• PROMPT
Give all of the lines again, with nothing added or dropped.

• RAW DATA

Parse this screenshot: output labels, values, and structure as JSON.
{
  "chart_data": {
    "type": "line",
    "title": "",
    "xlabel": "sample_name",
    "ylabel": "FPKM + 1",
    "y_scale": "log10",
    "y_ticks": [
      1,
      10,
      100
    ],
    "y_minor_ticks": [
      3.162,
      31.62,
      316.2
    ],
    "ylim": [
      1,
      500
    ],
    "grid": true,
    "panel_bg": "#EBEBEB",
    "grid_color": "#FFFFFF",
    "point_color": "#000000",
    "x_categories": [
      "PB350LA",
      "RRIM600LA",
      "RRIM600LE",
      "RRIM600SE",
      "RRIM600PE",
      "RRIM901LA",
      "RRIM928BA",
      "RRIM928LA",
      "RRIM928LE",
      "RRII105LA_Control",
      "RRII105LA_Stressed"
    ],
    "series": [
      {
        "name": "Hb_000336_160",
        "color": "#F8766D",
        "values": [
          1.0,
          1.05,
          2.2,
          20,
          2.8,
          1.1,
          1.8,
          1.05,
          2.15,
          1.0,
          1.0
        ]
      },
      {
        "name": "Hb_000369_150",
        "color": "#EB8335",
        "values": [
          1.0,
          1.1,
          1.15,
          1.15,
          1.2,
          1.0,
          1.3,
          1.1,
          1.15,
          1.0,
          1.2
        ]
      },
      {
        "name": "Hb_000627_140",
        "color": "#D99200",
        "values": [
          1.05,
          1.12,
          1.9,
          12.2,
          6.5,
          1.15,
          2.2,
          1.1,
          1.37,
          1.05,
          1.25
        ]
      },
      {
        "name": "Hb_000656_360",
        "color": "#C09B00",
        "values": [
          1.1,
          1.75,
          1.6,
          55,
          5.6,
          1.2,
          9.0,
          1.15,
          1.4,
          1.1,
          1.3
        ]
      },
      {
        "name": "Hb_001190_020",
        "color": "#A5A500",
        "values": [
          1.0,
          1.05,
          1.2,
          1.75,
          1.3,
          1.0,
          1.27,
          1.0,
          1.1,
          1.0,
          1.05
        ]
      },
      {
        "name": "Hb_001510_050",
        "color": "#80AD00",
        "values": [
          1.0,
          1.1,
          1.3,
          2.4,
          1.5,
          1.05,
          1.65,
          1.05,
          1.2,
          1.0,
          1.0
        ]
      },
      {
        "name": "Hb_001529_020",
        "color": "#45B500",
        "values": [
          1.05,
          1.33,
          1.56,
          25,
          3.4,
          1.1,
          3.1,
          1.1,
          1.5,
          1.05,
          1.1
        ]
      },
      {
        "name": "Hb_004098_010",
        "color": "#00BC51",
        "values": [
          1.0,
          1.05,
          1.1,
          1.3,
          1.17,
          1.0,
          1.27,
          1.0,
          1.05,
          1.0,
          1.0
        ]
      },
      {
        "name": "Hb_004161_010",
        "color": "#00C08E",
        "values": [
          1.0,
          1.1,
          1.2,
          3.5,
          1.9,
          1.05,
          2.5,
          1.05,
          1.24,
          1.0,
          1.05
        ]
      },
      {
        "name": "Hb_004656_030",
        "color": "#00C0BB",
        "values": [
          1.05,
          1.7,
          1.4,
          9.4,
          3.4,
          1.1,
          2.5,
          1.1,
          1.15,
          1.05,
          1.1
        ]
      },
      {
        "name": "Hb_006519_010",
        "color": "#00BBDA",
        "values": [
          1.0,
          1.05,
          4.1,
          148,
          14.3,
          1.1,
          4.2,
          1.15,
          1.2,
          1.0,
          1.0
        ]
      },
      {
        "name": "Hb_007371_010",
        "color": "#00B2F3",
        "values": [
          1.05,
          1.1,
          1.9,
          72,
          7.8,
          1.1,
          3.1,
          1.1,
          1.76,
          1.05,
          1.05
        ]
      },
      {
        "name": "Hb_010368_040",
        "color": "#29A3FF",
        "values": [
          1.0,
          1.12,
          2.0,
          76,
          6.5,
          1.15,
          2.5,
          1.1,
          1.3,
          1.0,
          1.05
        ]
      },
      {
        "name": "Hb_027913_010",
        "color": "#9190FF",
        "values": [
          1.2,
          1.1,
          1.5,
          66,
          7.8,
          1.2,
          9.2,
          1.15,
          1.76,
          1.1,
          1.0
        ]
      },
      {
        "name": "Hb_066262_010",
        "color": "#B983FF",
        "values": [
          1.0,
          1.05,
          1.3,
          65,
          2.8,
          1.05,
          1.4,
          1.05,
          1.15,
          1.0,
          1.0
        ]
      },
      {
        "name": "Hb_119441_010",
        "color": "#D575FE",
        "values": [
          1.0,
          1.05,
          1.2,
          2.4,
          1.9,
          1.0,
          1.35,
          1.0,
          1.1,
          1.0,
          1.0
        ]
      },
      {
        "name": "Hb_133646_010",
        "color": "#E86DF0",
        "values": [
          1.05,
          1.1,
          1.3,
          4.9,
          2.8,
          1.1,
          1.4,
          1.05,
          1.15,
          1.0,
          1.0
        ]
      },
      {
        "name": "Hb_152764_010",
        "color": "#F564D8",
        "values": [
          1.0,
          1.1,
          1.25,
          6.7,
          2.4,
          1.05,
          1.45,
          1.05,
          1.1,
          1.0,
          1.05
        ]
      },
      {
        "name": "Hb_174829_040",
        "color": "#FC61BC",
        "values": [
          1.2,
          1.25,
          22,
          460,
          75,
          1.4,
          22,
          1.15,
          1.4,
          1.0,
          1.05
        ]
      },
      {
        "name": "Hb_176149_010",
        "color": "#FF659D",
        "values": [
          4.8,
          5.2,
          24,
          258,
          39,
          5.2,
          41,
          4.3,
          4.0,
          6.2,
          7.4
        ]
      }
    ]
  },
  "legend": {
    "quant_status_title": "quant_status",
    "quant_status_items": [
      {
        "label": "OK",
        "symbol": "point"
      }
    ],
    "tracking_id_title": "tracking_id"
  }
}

• RESULT OF THE EXERCISE
Parse this screenshot: output labels, values, and structure as JSON.
{
  "chart_data": {
    "type": "line",
    "title": "",
    "xlabel": "sample_name",
    "ylabel": "FPKM + 1",
    "y_scale": "log10",
    "y_ticks": [
      1,
      10,
      100
    ],
    "y_minor_ticks": [
      3.162,
      31.62,
      316.2
    ],
    "ylim": [
      1,
      500
    ],
    "grid": true,
    "panel_bg": "#EBEBEB",
    "grid_color": "#FFFFFF",
    "point_color": "#000000",
    "x_categories": [
      "PB350LA",
      "RRIM600LA",
      "RRIM600LE",
      "RRIM600SE",
      "RRIM600PE",
      "RRIM901LA",
      "RRIM928BA",
      "RRIM928LA",
      "RRIM928LE",
      "RRII105LA_Control",
      "RRII105LA_Stressed"
    ],
    "series": [
      {
        "name": "Hb_000336_160",
        "color": "#F8766D",
        "values": [
          1.0,
          1.05,
          2.2,
          20,
          2.8,
          1.1,
          1.8,
          1.05,
          2.15,
          1.0,
          1.0
        ]
      },
      {
        "name": "Hb_000369_150",
        "color": "#EB8335",
        "values": [
          1.0,
          1.1,
          1.15,
          1.15,
          1.2,
          1.0,
          1.3,
          1.1,
          1.15,
          1.0,
          1.2
        ]
      },
      {
        "name": "Hb_000627_140",
        "color": "#D99200",
        "values": [
          1.05,
          1.12,
          1.9,
          12.2,
          6.5,
          1.15,
          2.2,
          1.1,
          1.37,
          1.05,
          1.25
        ]
      },
      {
        "name": "Hb_000656_360",
        "color": "#C09B00",
        "values": [
          1.1,
          1.75,
          1.6,
          55,
          5.6,
          1.2,
          9.0,
          1.15,
          1.4,
          1.1,
          1.3
        ]
      },
      {
        "name": "Hb_001190_020",
        "color": "#A5A500",
        "values": [
          1.0,
          1.05,
          1.2,
          1.75,
          1.3,
          1.0,
          1.27,
          1.0,
          1.1,
          1.0,
          1.05
        ]
      },
      {
        "name": "Hb_001510_050",
        "color": "#80AD00",
        "values": [
          1.0,
          1.1,
          1.3,
          2.4,
          1.5,
          1.05,
          1.65,
          1.05,
          1.2,
          1.0,
          1.0
        ]
      },
      {
        "name": "Hb_001529_020",
        "color": "#45B500",
        "values": [
          1.05,
          1.33,
          1.56,
          25,
          3.4,
          1.1,
          3.1,
          1.1,
          1.5,
          1.05,
          1.1
        ]
      },
      {
        "name": "Hb_004098_010",
        "color": "#00BC51",
        "values": [
          1.0,
          1.05,
          1.1,
          1.3,
          1.17,
          1.0,
          1.27,
          1.0,
          1.05,
          1.0,
          1.0
        ]
      },
      {
        "name": "Hb_004161_010",
        "color": "#00C08E",
        "values": [
          1.0,
          1.1,
          1.2,
          3.5,
          1.9,
          1.05,
          2.5,
          1.05,
          1.24,
          1.0,
          1.05
        ]
      },
      {
        "name": "Hb_004656_030",
        "color": "#00C0BB",
        "values": [
          1.05,
          1.7,
          1.4,
          9.4,
          3.4,
          1.1,
          2.5,
          1.1,
          1.15,
          1.05,
          1.1
        ]
      },
      {
        "name": "Hb_006519_010",
        "color": "#00BBDA",
        "values": [
          1.0,
          1.05,
          4.1,
          148,
          14.3,
          1.1,
          4.2,
          1.15,
          1.2,
          1.0,
          1.0
        ]
      },
      {
        "name": "Hb_007371_010",
        "color": "#00B2F3",
        "values": [
          1.05,
          1.1,
          1.9,
          72,
          7.8,
          1.1,
          3.1,
          1.1,
          1.76,
          1.05,
          1.05
        ]
      },
      {
        "name": "Hb_010368_040",
        "color": "#29A3FF",
        "values": [
          1.0,
          1.12,
          2.0,
          76,
          6.5,
          1.15,
          2.5,
          1.1,
          1.3,
          1.0,
          1.05
        ]
      },
      {
        "name": "Hb_027913_010",
        "color": "#9190FF",
        "values": [
          1.2,
          1.1,
          1.5,
          66,
          7.8,
          1.2,
          9.2,
          1.15,
          1.76,
          1.1,
          1.0
        ]
      },
      {
        "name": "Hb_066262_010",
        "color": "#B983FF",
        "values": [
          1.0,
          1.05,
          1.3,
          65,
          2.8,
          1.05,
          1.4,
          1.05,
          1.15,
          1.0,
          1.0
        ]
      },
      {
        "name": "Hb_119441_010",
        "color": "#D575FE",
        "values": [
          1.0,
          1.05,
          1.2,
          2.4,
          1.9,
          1.0,
          1.35,
          1.0,
          1.1,
          1.0,
          1.0
        ]
      },
      {
        "name": "Hb_133646_010",
        "color": "#E86DF0",
        "values": [
          1.05,
          1.1,
          1.3,
          4.9,
          2.8,
          1.1,
          1.4,
          1.05,
          1.15,
          1.0,
          1.0
        ]
      },
      {
        "name": "Hb_152764_010",
        "color": "#F564D8",
        "values": [
          1.0,
          1.1,
          1.25,
          6.7,
          2.4,
          1.05,
          1.45,
          1.05,
          1.1,
          1.0,
          1.05
        ]
      },
      {
        "name": "Hb_174829_040",
        "color": "#FC61BC",
        "values": [
          1.2,
          1.25,
          22,
          460,
          75,
          1.4,
          22,
          1.15,
          1.4,
          1.0,
          1.05
        ]
      },
      {
        "name": "Hb_176149_010",
        "color": "#FF659D",
        "values": [
          4.8,
          5.2,
          24,
          258,
          39,
          5.2,
          41,
          4.3,
          4.0,
          6.2,
          7.4
        ]
      }
    ]
  },
  "legend": {
    "quant_status_title": "quant_status",
    "quant_status_items": [
      {
        "label": "OK",
        "symbol": "point"
      }
    ],
    "tracking_id_title": "tracking_id"
  }
}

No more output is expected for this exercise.